:: Information provided ::

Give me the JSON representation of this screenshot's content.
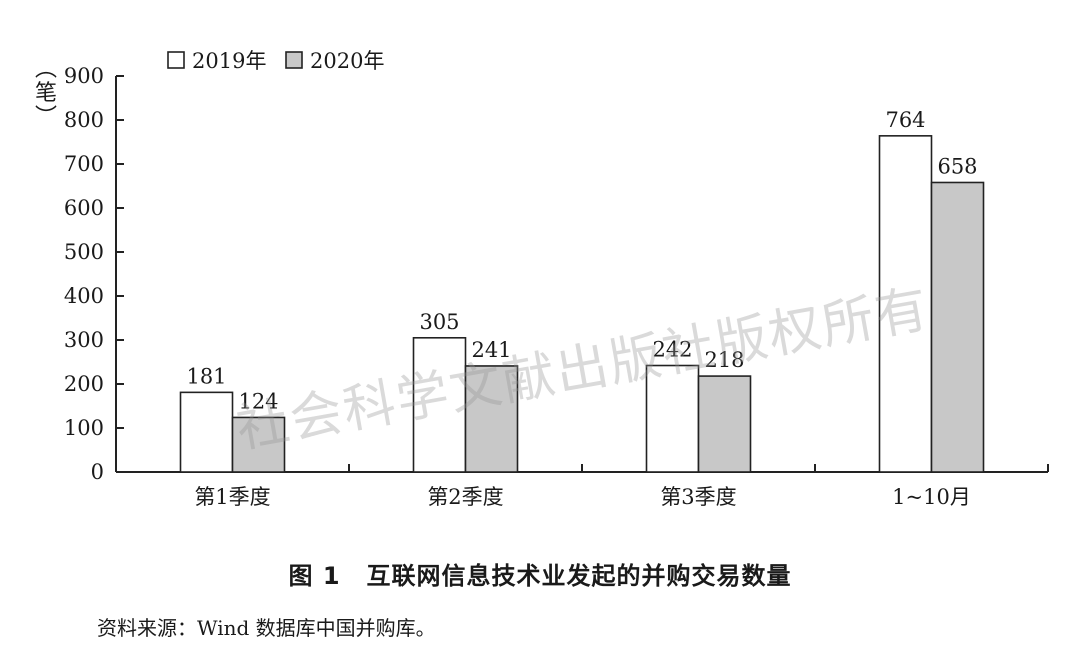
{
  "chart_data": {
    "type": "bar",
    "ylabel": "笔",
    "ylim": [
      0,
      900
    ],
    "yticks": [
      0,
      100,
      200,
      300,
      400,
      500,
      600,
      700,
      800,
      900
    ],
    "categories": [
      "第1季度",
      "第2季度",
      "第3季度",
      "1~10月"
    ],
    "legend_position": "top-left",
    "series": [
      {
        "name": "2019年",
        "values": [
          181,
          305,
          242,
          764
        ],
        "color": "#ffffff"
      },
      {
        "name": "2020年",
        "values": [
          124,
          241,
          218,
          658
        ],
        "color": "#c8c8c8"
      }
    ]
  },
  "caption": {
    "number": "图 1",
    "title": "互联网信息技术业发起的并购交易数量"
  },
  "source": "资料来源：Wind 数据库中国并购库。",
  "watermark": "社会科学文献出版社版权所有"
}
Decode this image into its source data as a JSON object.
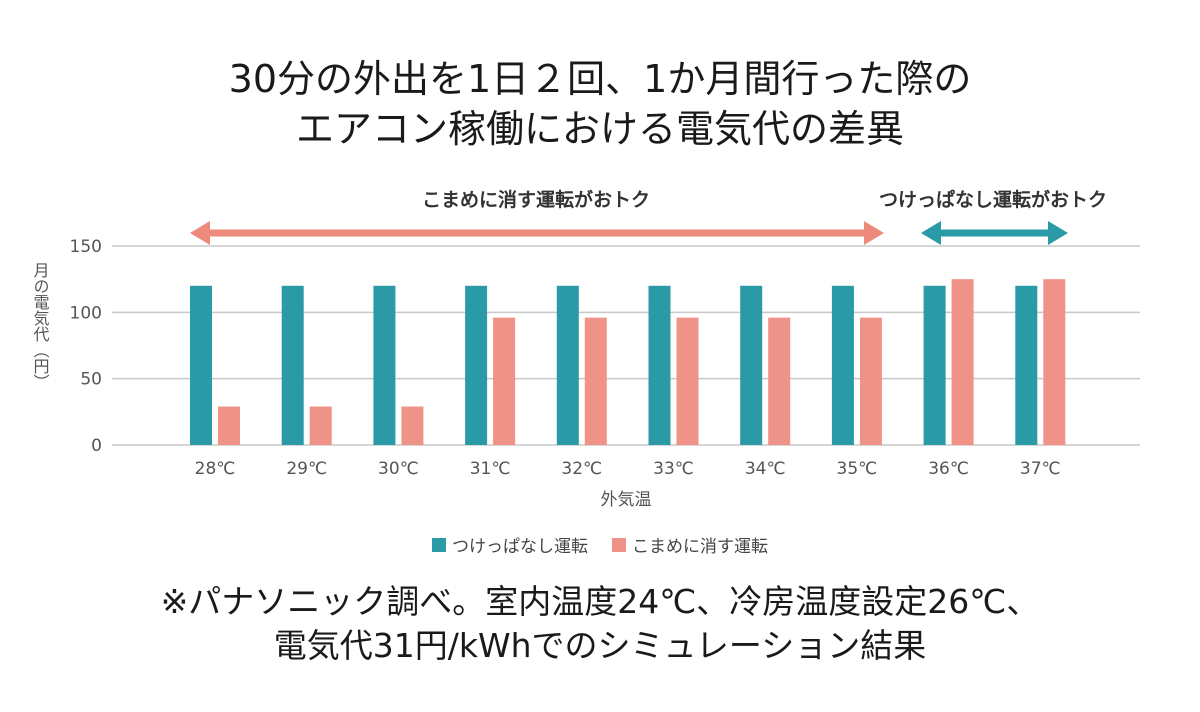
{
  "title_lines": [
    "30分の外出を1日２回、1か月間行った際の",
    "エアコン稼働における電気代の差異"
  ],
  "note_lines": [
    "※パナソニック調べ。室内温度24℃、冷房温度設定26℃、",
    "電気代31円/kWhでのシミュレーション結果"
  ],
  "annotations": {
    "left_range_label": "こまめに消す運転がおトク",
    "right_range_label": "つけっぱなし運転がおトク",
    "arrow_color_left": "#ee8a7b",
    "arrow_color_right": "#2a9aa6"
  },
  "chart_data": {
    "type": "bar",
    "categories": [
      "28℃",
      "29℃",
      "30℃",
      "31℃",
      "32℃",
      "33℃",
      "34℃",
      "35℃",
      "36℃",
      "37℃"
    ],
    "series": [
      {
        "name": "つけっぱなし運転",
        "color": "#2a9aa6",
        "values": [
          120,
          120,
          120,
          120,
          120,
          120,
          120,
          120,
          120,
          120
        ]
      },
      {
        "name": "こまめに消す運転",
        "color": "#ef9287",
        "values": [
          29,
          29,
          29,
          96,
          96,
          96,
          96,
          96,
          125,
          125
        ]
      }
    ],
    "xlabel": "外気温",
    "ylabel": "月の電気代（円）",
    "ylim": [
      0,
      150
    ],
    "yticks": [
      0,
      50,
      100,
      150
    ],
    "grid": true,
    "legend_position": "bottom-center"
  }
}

:::

# Task to complete
Do not include the images; transcribe the rest of the listing exactly.

# Correct result
Give me the JSON representation of this screenshot's content.
{
  "chart_data": {
    "type": "bar",
    "ylabel": "笔",
    "ylim": [
      0,
      900
    ],
    "yticks": [
      0,
      100,
      200,
      300,
      400,
      500,
      600,
      700,
      800,
      900
    ],
    "categories": [
      "第1季度",
      "第2季度",
      "第3季度",
      "1~10月"
    ],
    "legend_position": "top-left",
    "series": [
      {
        "name": "2019年",
        "values": [
          181,
          305,
          242,
          764
        ],
        "color": "#ffffff"
      },
      {
        "name": "2020年",
        "values": [
          124,
          241,
          218,
          658
        ],
        "color": "#c8c8c8"
      }
    ]
  },
  "caption": {
    "number": "图 1",
    "title": "互联网信息技术业发起的并购交易数量"
  },
  "source": "资料来源：Wind 数据库中国并购库。",
  "watermark": "社会科学文献出版社版权所有"
}
Decode this image into its source data as a JSON object.
{
  "title_lines": [
    "30分の外出を1日２回、1か月間行った際の",
    "エアコン稼働における電気代の差異"
  ],
  "note_lines": [
    "※パナソニック調べ。室内温度24℃、冷房温度設定26℃、",
    "電気代31円/kWhでのシミュレーション結果"
  ],
  "annotations": {
    "left_range_label": "こまめに消す運転がおトク",
    "right_range_label": "つけっぱなし運転がおトク",
    "arrow_color_left": "#ee8a7b",
    "arrow_color_right": "#2a9aa6"
  },
  "chart_data": {
    "type": "bar",
    "categories": [
      "28℃",
      "29℃",
      "30℃",
      "31℃",
      "32℃",
      "33℃",
      "34℃",
      "35℃",
      "36℃",
      "37℃"
    ],
    "series": [
      {
        "name": "つけっぱなし運転",
        "color": "#2a9aa6",
        "values": [
          120,
          120,
          120,
          120,
          120,
          120,
          120,
          120,
          120,
          120
        ]
      },
      {
        "name": "こまめに消す運転",
        "color": "#ef9287",
        "values": [
          29,
          29,
          29,
          96,
          96,
          96,
          96,
          96,
          125,
          125
        ]
      }
    ],
    "xlabel": "外気温",
    "ylabel": "月の電気代（円）",
    "ylim": [
      0,
      150
    ],
    "yticks": [
      0,
      50,
      100,
      150
    ],
    "grid": true,
    "legend_position": "bottom-center"
  }
}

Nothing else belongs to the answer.